___ RECORDS SUPPLIED ___

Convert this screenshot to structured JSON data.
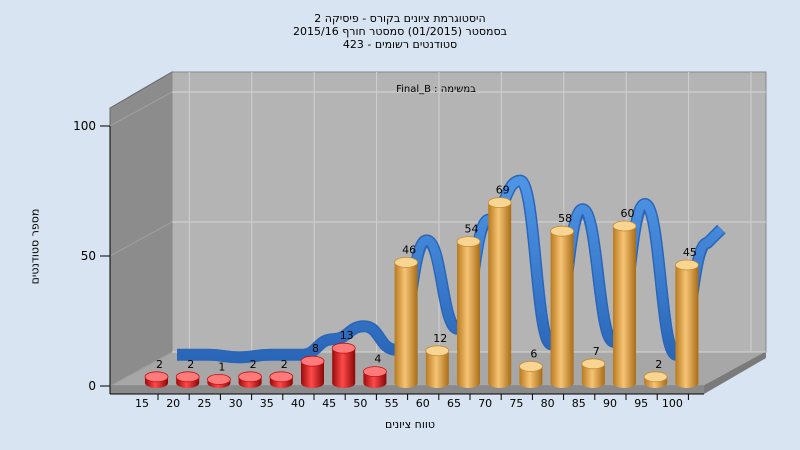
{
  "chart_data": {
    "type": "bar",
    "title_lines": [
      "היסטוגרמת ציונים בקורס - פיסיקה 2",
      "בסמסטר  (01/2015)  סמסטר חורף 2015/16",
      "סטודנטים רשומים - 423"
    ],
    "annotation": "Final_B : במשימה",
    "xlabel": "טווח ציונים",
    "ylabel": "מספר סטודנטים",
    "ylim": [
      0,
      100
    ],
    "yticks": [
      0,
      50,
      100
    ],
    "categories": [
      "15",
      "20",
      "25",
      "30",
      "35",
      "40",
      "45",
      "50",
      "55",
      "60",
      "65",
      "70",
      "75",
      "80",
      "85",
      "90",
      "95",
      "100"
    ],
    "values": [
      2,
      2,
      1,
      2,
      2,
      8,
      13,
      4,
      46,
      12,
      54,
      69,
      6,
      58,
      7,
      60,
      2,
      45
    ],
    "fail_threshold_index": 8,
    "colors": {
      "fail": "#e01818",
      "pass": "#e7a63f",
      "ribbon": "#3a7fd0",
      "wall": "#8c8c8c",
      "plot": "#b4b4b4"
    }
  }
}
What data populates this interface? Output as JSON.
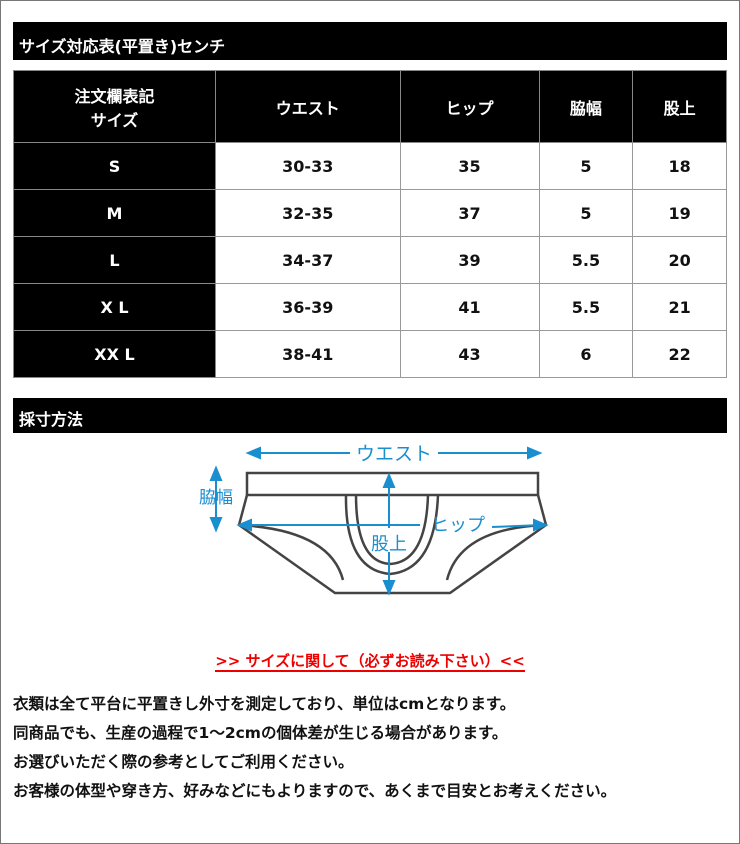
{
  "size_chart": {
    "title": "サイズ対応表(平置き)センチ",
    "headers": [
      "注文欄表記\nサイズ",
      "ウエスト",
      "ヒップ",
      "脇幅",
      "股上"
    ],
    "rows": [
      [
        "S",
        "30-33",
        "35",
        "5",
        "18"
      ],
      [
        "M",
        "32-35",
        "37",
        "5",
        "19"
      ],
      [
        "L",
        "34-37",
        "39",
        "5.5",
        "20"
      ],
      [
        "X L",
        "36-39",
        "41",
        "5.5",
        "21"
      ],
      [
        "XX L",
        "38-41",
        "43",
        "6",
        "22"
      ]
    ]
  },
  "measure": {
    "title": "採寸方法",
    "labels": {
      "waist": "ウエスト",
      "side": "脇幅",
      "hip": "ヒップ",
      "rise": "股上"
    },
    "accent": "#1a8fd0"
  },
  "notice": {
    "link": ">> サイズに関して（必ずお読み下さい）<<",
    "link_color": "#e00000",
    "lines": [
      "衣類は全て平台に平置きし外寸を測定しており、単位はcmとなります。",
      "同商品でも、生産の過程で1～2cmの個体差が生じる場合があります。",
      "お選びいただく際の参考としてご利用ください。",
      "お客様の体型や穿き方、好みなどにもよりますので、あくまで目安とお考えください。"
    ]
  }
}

___
___ RECORDS SUPPLIED ___

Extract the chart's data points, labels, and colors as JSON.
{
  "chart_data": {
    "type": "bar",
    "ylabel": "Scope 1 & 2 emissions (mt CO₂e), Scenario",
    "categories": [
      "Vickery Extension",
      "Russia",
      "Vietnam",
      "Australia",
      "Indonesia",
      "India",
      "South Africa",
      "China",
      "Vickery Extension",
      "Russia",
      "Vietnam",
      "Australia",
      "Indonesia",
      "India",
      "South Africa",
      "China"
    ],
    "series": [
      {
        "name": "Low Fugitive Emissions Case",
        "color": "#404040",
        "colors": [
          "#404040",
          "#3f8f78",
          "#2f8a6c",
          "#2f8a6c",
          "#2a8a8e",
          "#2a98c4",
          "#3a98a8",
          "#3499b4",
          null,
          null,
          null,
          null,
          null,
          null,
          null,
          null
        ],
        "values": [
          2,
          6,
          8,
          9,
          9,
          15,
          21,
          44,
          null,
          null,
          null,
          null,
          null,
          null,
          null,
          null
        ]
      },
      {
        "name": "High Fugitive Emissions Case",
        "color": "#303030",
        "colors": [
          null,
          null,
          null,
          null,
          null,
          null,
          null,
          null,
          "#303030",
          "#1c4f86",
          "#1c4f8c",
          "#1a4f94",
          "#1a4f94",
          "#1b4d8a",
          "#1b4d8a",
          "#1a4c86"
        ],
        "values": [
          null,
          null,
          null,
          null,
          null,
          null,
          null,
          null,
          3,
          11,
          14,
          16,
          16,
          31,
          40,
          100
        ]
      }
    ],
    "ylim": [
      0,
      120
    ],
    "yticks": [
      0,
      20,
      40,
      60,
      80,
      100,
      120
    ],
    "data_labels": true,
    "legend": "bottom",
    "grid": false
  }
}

___

**WHAT TO WORK ON**.
Gather and return every line that holds the string "JSON".

**IN RESPONSE**.
Convert this screenshot to structured JSON data.
What data populates this interface? Output as JSON.
Extract the chart's data points, labels, and colors as JSON.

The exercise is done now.